> Supplied material:
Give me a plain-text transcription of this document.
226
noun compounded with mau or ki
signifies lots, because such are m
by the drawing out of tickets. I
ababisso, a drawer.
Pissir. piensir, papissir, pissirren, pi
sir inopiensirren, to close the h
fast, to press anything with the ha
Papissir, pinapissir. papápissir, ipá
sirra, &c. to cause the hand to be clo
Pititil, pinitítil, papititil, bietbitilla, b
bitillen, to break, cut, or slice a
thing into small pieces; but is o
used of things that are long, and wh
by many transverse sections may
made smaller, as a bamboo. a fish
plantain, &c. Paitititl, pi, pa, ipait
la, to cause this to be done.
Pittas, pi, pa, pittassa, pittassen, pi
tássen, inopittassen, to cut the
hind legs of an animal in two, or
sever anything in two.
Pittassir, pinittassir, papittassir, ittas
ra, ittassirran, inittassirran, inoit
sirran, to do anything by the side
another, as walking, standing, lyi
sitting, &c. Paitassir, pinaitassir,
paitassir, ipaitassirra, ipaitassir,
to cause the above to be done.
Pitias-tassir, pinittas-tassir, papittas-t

> Exercise aim: Restate the whole of the material exactly.

> Exercise answer:
Give me a plain-text transcription of this document.
226
noun compounded with mau or ki
signifies lots, because such are m
by the drawing out of tickets. I
ababisso, a drawer.
Pissir. piensir, papissir, pissirren, pi
sir inopiensirren, to close the h
fast, to press anything with the ha
Papissir, pinapissir. papápissir, ipá
sirra, &c. to cause the hand to be clo
Pititil, pinitítil, papititil, bietbitilla, b
bitillen, to break, cut, or slice a
thing into small pieces; but is o
used of things that are long, and wh
by many transverse sections may
made smaller, as a bamboo. a fish
plantain, &c. Paitititl, pi, pa, ipait
la, to cause this to be done.
Pittas, pi, pa, pittassa, pittassen, pi
tássen, inopittassen, to cut the
hind legs of an animal in two, or
sever anything in two.
Pittassir, pinittassir, papittassir, ittas
ra, ittassirran, inittassirran, inoit
sirran, to do anything by the side
another, as walking, standing, lyi
sitting, &c. Paitassir, pinaitassir,
paitassir, ipaitassirra, ipaitassir,
to cause the above to be done.
Pitias-tassir, pinittas-tassir, papittas-t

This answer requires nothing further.